== Aim ==
Search the entries for the word "tekniker" and pull out each line that has it.

Data records:

**********

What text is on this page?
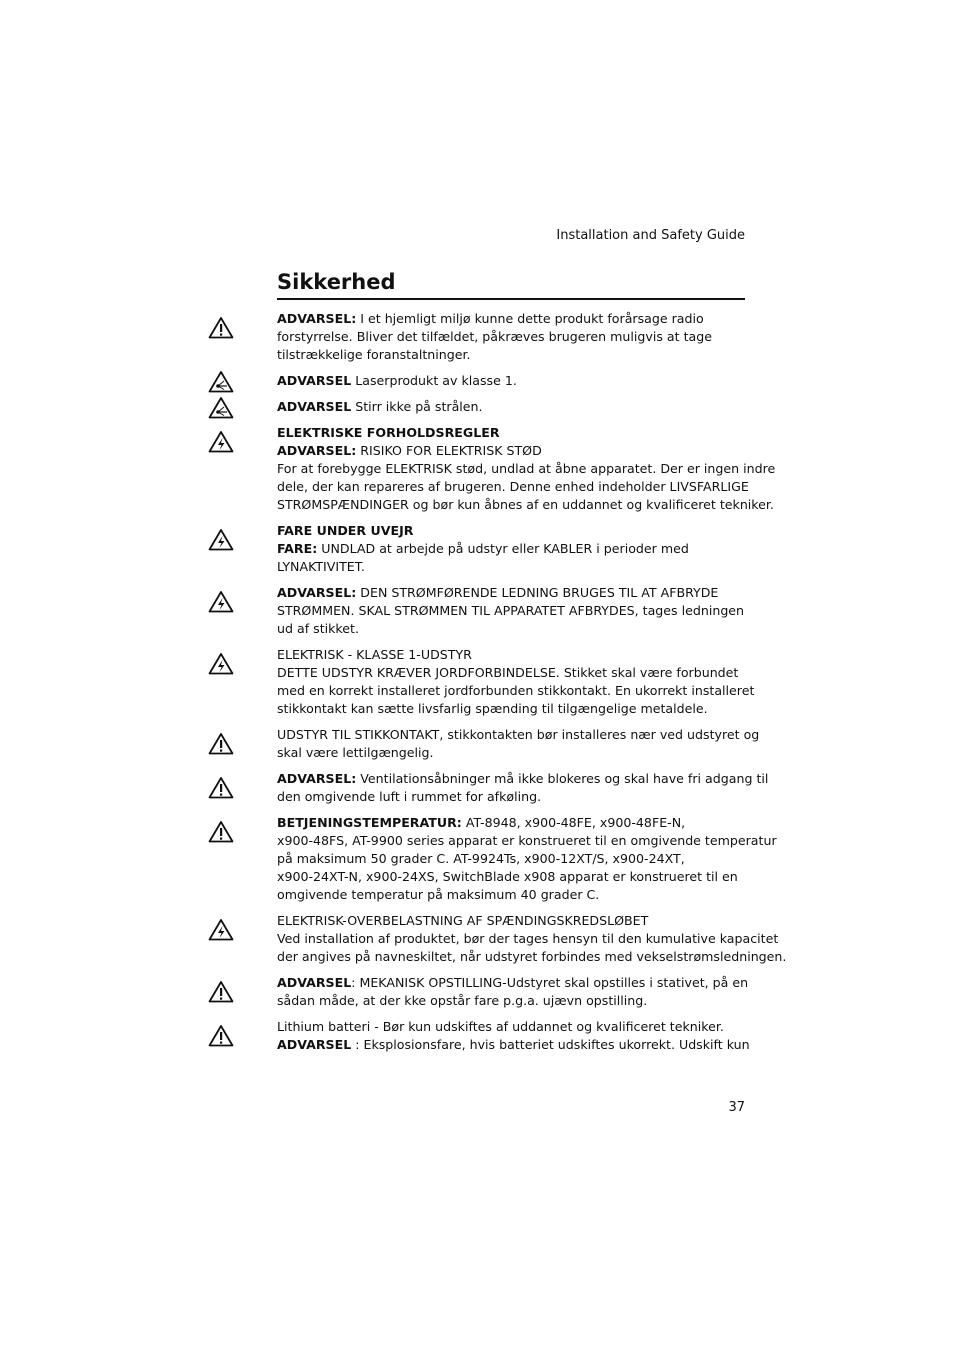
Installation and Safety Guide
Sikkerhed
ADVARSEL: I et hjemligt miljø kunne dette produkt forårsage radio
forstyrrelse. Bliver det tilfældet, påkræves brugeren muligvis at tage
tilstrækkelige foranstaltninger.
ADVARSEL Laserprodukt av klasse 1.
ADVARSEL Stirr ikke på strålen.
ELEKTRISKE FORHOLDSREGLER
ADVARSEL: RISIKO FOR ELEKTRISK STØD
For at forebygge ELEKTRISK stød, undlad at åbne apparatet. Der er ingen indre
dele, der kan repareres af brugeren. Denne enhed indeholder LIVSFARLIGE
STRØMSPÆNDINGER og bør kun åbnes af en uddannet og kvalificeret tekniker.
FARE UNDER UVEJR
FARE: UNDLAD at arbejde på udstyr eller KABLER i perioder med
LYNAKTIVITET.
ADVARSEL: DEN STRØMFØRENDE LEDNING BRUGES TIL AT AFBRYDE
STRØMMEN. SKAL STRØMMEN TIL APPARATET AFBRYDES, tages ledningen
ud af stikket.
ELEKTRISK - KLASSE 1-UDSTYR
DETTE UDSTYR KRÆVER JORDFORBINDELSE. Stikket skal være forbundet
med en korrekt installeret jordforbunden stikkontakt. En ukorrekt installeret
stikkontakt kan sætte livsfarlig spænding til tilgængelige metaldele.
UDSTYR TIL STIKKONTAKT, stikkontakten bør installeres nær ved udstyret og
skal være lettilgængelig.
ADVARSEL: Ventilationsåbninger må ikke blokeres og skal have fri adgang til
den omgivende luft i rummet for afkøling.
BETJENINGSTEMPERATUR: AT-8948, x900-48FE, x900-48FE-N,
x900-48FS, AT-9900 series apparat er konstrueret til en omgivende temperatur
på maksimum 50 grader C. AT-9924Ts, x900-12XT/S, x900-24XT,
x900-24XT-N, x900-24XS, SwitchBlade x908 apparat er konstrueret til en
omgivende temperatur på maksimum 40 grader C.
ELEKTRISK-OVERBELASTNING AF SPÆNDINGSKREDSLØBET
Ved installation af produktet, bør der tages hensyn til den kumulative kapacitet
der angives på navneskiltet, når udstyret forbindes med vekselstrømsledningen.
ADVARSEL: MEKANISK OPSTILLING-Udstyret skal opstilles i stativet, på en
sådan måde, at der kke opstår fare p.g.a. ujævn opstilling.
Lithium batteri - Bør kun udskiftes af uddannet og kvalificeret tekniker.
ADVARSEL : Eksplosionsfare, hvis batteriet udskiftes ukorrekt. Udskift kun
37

**********

== Expected output ==
STRØMSPÆNDINGER og bør kun åbnes af en uddannet og kvalificeret tekniker.
Lithium batteri - Bør kun udskiftes af uddannet og kvalificeret tekniker.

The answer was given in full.